WHAT TO DO
Collect all lines from the listing that include the string "title".
== DATA SHOWN
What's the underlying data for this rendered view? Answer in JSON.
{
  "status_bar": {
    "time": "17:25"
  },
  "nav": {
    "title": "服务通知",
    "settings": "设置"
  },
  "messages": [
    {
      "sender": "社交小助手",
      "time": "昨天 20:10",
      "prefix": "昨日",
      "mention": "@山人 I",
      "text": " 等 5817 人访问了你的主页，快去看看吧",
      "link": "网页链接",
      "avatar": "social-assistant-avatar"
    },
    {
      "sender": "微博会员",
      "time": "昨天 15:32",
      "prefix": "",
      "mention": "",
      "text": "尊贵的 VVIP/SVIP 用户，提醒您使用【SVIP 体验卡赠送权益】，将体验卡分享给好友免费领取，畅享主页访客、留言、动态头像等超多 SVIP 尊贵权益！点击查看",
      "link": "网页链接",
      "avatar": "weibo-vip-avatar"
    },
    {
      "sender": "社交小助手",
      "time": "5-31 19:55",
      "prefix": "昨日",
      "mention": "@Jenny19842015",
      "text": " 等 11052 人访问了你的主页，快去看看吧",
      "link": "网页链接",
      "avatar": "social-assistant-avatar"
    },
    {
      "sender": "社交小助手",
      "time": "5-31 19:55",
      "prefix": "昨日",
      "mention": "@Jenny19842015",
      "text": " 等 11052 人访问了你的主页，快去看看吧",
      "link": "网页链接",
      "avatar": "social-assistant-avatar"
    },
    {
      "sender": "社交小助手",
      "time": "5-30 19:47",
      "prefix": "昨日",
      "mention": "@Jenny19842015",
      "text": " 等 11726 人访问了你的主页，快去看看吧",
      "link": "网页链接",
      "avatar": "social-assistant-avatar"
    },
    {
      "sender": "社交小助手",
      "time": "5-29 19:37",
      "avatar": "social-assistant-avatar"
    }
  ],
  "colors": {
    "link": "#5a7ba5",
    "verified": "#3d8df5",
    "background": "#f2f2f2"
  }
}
====
== DATA SHOWN
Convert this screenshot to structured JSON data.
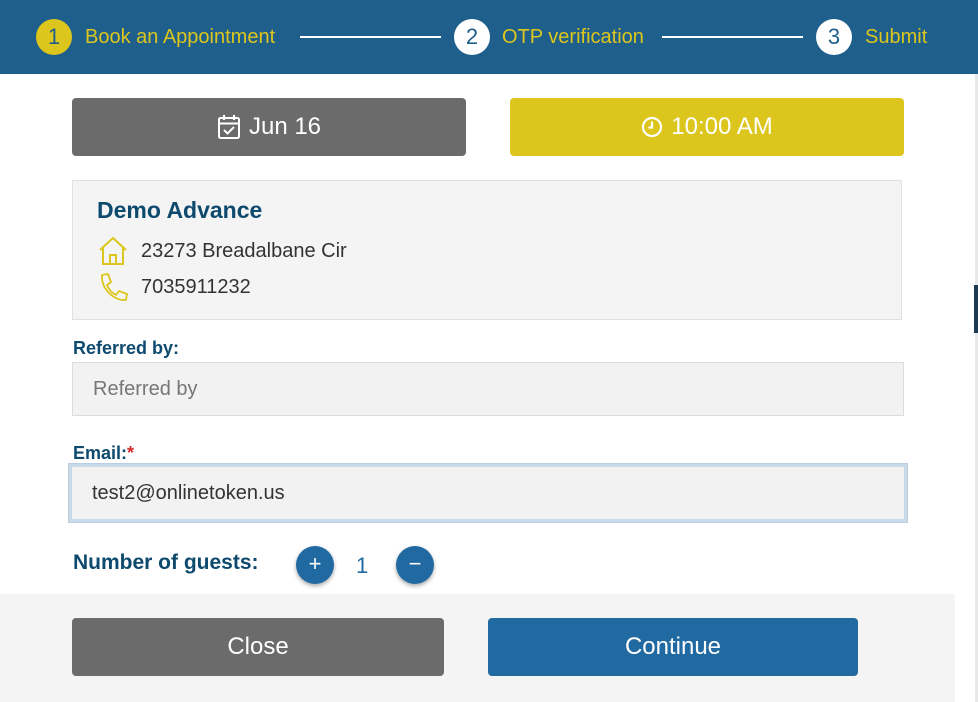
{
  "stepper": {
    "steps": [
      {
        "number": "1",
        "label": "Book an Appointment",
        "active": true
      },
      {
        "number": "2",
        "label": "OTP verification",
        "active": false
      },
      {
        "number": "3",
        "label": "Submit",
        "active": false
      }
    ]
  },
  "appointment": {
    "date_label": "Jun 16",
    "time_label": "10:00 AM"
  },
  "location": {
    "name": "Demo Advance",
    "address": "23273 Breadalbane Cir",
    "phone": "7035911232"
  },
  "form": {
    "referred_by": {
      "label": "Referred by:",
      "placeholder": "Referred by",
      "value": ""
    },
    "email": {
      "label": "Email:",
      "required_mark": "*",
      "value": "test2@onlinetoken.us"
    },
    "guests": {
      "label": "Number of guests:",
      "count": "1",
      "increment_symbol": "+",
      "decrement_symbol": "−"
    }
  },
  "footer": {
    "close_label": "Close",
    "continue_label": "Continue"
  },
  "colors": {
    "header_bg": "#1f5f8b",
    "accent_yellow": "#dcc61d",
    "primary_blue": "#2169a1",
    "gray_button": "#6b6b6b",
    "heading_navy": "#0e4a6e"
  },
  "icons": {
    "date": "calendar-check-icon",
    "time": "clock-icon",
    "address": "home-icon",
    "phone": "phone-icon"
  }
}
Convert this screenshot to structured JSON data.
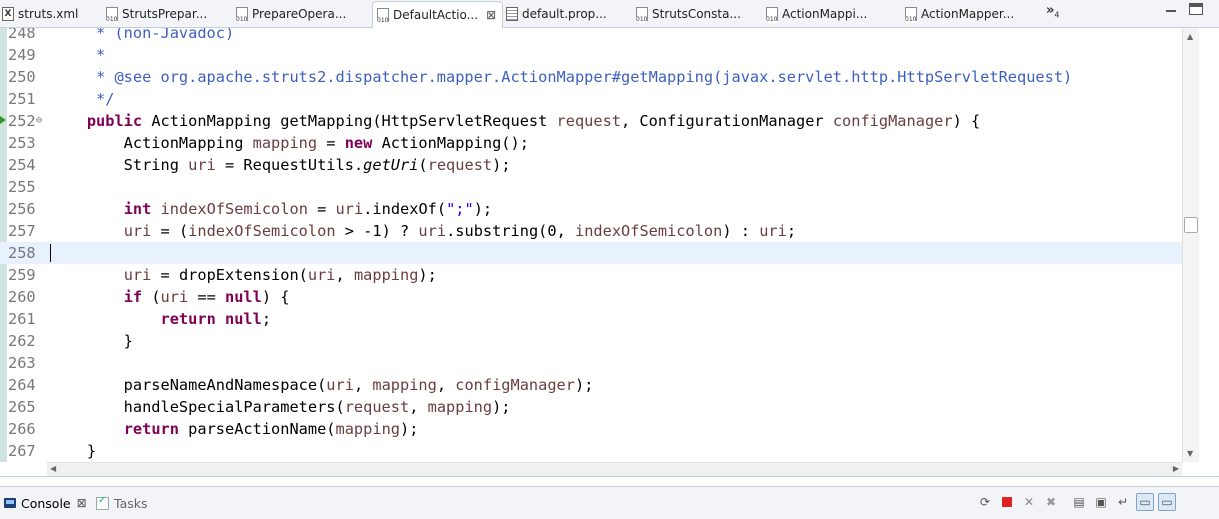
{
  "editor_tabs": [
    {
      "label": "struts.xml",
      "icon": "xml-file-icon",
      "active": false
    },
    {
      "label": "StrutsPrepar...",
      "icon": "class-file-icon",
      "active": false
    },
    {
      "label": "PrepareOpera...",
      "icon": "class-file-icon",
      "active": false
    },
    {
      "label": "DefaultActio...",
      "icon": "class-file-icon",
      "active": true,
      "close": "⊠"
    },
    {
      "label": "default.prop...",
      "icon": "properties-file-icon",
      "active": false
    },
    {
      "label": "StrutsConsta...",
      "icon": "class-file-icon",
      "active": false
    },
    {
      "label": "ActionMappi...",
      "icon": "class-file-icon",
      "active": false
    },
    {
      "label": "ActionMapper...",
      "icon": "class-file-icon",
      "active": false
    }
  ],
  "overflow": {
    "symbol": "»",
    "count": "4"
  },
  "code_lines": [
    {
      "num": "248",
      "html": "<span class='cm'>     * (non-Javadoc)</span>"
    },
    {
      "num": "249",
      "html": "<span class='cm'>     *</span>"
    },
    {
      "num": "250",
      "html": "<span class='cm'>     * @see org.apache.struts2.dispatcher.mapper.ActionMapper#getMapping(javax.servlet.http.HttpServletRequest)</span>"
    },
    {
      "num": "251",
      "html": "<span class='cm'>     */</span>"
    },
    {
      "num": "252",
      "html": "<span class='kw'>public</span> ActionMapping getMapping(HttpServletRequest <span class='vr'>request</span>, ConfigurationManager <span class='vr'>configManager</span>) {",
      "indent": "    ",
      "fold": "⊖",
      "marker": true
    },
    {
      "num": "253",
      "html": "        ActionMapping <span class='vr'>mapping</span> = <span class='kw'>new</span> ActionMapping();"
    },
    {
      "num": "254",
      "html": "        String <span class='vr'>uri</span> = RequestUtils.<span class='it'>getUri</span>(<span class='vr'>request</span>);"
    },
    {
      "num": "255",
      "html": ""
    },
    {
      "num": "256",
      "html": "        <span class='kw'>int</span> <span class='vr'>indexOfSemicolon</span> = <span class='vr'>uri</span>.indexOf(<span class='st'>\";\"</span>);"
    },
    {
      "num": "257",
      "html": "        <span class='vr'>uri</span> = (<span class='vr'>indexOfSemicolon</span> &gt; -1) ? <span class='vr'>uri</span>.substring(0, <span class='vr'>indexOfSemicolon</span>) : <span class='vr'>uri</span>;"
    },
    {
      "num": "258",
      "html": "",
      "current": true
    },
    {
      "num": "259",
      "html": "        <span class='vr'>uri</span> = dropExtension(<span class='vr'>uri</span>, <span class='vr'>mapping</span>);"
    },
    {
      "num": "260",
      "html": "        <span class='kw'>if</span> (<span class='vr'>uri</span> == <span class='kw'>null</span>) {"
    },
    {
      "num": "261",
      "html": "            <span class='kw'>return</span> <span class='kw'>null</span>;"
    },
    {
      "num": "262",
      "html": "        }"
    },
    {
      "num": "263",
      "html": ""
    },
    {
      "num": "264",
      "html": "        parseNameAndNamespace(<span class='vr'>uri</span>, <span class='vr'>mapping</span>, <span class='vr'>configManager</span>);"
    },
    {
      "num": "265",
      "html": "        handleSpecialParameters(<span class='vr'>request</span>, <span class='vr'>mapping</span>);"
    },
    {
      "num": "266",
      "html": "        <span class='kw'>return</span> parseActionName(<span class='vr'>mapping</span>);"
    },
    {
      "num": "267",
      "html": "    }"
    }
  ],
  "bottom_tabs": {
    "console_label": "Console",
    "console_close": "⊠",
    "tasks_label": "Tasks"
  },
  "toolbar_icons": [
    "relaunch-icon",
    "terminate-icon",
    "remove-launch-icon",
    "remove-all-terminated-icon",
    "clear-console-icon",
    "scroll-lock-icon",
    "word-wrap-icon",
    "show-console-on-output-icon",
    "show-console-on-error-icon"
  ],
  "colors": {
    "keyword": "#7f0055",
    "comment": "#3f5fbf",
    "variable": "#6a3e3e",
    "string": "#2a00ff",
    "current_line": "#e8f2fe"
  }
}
====
== DATA SHOWN
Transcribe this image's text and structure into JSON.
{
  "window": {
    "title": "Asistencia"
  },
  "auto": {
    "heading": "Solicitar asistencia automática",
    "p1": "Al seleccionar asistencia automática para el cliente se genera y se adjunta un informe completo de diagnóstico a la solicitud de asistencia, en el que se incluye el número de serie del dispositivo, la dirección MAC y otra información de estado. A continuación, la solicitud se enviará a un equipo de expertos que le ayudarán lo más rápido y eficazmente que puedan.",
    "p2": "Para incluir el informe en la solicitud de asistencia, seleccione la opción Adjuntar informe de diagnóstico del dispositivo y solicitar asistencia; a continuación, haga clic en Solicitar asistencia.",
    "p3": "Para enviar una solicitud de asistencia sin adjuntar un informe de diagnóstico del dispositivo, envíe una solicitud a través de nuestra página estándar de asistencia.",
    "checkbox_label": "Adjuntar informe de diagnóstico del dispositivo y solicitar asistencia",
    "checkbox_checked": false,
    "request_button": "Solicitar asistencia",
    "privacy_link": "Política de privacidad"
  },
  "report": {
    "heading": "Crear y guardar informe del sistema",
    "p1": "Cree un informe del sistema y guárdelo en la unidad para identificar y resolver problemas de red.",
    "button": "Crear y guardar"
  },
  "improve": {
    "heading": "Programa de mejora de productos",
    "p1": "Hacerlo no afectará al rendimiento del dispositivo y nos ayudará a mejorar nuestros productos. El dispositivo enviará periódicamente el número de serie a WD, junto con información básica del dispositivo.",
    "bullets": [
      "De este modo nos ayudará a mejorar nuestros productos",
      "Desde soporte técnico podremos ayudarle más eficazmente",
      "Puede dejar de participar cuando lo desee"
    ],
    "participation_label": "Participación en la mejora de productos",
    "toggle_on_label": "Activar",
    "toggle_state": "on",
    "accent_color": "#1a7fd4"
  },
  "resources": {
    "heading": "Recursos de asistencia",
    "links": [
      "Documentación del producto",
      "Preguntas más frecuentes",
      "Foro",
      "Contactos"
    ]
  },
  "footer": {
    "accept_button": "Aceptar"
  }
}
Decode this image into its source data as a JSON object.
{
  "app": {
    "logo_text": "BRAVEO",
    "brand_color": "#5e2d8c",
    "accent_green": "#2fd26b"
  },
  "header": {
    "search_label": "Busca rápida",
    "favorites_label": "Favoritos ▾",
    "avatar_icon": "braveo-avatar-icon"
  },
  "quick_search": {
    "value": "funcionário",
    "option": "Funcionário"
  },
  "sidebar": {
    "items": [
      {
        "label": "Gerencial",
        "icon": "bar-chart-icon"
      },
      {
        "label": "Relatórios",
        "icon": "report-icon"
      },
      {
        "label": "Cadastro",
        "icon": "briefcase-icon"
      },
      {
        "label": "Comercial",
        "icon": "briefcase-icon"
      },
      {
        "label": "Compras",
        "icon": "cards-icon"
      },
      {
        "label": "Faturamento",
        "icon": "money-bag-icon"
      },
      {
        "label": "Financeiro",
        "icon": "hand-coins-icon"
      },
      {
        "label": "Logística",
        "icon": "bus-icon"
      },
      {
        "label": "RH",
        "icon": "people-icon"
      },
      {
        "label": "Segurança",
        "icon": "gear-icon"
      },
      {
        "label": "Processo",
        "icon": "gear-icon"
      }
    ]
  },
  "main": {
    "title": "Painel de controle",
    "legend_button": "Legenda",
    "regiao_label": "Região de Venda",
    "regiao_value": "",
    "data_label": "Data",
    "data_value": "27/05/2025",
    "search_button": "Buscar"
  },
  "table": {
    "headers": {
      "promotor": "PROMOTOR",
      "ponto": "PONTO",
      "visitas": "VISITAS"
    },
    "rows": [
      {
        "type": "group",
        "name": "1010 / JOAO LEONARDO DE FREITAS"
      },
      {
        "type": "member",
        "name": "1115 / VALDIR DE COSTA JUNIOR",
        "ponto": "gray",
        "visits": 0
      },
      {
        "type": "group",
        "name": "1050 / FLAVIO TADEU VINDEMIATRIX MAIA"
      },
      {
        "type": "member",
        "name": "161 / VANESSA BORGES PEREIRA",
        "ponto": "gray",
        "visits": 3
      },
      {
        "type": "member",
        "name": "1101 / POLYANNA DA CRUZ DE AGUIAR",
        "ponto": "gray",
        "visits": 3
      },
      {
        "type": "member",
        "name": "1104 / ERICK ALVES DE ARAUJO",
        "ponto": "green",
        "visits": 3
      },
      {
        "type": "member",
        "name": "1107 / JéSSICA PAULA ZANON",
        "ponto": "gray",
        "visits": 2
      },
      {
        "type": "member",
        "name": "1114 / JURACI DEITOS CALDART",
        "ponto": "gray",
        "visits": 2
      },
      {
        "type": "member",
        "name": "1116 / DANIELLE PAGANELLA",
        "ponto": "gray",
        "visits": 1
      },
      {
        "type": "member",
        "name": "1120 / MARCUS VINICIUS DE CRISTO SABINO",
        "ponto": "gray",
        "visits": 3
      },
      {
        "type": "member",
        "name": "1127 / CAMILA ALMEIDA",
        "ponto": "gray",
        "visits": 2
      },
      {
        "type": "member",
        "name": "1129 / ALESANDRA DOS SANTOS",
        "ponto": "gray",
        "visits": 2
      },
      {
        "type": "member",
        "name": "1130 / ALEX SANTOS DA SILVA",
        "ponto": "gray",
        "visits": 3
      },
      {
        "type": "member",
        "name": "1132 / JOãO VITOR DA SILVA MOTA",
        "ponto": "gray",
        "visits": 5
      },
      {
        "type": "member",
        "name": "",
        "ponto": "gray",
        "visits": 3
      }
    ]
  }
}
====
EXERCISE RESPONSE
    "title": "服务通知",
    "title": "Asistencia"
    "title": "Painel de controle",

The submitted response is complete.